-- Begin --
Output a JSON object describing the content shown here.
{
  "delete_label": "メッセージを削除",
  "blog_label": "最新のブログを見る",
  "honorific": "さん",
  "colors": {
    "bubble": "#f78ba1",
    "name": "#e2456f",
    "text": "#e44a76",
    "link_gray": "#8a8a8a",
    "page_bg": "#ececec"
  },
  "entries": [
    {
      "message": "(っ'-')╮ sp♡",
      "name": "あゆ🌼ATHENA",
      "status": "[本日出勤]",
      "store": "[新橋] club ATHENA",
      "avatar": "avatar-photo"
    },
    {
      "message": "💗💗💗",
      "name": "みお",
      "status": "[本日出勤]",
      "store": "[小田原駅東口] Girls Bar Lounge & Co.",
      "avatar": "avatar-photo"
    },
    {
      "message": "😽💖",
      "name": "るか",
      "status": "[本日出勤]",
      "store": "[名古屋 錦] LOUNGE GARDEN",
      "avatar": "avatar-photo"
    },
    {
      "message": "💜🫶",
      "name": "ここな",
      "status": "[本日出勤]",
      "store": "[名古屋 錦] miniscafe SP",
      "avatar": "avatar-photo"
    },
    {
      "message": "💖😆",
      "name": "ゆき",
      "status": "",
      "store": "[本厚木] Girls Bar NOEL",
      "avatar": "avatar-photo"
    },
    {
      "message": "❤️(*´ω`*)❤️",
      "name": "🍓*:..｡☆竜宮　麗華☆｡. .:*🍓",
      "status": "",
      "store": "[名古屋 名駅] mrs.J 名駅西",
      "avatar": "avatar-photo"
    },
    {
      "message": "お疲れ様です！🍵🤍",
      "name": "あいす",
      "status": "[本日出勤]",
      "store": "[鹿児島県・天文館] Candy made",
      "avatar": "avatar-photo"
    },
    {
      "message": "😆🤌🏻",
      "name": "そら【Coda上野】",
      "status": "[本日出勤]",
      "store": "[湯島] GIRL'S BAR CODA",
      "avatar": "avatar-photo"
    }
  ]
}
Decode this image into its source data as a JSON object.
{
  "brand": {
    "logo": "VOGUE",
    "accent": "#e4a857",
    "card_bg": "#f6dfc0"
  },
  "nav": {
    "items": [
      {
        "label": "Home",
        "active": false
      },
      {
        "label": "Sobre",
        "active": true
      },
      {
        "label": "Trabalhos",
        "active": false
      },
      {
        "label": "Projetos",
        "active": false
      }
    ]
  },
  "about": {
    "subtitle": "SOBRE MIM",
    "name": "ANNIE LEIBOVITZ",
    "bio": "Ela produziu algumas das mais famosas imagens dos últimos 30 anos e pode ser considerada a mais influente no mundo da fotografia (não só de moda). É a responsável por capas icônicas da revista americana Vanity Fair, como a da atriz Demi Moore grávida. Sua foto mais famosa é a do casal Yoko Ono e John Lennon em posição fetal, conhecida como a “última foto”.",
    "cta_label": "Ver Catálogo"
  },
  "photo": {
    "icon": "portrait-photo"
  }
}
-- End --
### Written instruction:
Could you transcribe the records in full, exactly?

### Task output:
Output a JSON object describing the content shown here.
{
  "delete_label": "メッセージを削除",
  "blog_label": "最新のブログを見る",
  "honorific": "さん",
  "colors": {
    "bubble": "#f78ba1",
    "name": "#e2456f",
    "text": "#e44a76",
    "link_gray": "#8a8a8a",
    "page_bg": "#ececec"
  },
  "entries": [
    {
      "message": "(っ'-')╮ sp♡",
      "name": "あゆ🌼ATHENA",
      "status": "[本日出勤]",
      "store": "[新橋] club ATHENA",
      "avatar": "avatar-photo"
    },
    {
      "message": "💗💗💗",
      "name": "みお",
      "status": "[本日出勤]",
      "store": "[小田原駅東口] Girls Bar Lounge & Co.",
      "avatar": "avatar-photo"
    },
    {
      "message": "😽💖",
      "name": "るか",
      "status": "[本日出勤]",
      "store": "[名古屋 錦] LOUNGE GARDEN",
      "avatar": "avatar-photo"
    },
    {
      "message": "💜🫶",
      "name": "ここな",
      "status": "[本日出勤]",
      "store": "[名古屋 錦] miniscafe SP",
      "avatar": "avatar-photo"
    },
    {
      "message": "💖😆",
      "name": "ゆき",
      "status": "",
      "store": "[本厚木] Girls Bar NOEL",
      "avatar": "avatar-photo"
    },
    {
      "message": "❤️(*´ω`*)❤️",
      "name": "🍓*:..｡☆竜宮　麗華☆｡. .:*🍓",
      "status": "",
      "store": "[名古屋 名駅] mrs.J 名駅西",
      "avatar": "avatar-photo"
    },
    {
      "message": "お疲れ様です！🍵🤍",
      "name": "あいす",
      "status": "[本日出勤]",
      "store": "[鹿児島県・天文館] Candy made",
      "avatar": "avatar-photo"
    },
    {
      "message": "😆🤌🏻",
      "name": "そら【Coda上野】",
      "status": "[本日出勤]",
      "store": "[湯島] GIRL'S BAR CODA",
      "avatar": "avatar-photo"
    }
  ]
}
Decode this image into its source data as a JSON object.
{
  "brand": {
    "logo": "VOGUE",
    "accent": "#e4a857",
    "card_bg": "#f6dfc0"
  },
  "nav": {
    "items": [
      {
        "label": "Home",
        "active": false
      },
      {
        "label": "Sobre",
        "active": true
      },
      {
        "label": "Trabalhos",
        "active": false
      },
      {
        "label": "Projetos",
        "active": false
      }
    ]
  },
  "about": {
    "subtitle": "SOBRE MIM",
    "name": "ANNIE LEIBOVITZ",
    "bio": "Ela produziu algumas das mais famosas imagens dos últimos 30 anos e pode ser considerada a mais influente no mundo da fotografia (não só de moda). É a responsável por capas icônicas da revista americana Vanity Fair, como a da atriz Demi Moore grávida. Sua foto mais famosa é a do casal Yoko Ono e John Lennon em posição fetal, conhecida como a “última foto”.",
    "cta_label": "Ver Catálogo"
  },
  "photo": {
    "icon": "portrait-photo"
  }
}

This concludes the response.